*EXERCISE AIM:* Identify each line holding the string "this" and copy it.

*DATA PROVIDED:*

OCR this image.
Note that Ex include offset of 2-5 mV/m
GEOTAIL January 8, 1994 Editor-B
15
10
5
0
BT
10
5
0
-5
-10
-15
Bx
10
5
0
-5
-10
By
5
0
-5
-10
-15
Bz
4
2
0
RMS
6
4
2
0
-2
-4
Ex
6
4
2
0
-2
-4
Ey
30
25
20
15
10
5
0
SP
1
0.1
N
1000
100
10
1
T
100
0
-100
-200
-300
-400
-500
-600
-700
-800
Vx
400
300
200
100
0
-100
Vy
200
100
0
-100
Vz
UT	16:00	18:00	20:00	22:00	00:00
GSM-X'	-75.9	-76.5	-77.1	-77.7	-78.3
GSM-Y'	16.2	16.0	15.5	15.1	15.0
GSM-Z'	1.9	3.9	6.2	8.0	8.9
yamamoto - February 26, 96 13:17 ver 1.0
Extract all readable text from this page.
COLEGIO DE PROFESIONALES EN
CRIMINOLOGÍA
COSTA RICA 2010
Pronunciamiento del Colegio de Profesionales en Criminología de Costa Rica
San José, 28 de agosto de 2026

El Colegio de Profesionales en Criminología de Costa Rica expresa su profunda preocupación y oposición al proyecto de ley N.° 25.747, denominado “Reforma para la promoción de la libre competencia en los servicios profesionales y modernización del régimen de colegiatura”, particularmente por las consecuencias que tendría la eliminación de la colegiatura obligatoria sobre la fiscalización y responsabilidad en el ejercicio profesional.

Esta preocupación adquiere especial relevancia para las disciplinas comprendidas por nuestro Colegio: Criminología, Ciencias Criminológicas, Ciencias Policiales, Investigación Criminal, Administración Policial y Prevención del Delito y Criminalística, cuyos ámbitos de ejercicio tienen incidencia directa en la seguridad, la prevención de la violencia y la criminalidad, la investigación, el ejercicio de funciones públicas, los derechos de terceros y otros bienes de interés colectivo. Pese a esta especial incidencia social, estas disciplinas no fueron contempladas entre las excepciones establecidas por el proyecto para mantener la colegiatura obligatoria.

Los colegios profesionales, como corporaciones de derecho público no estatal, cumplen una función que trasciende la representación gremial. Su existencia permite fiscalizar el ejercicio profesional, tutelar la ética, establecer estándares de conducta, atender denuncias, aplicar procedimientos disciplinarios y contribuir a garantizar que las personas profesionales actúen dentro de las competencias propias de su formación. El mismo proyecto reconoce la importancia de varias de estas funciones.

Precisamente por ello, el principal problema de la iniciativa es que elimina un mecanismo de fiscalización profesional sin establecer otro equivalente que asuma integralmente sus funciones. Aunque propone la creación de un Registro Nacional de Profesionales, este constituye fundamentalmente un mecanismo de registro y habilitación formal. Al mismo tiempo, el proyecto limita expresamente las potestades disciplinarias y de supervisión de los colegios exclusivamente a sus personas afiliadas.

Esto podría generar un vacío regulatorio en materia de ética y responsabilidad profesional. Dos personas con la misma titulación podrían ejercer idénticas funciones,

*FINISHED ANSWER:*
OCR this image.
Extract all readable text from this page.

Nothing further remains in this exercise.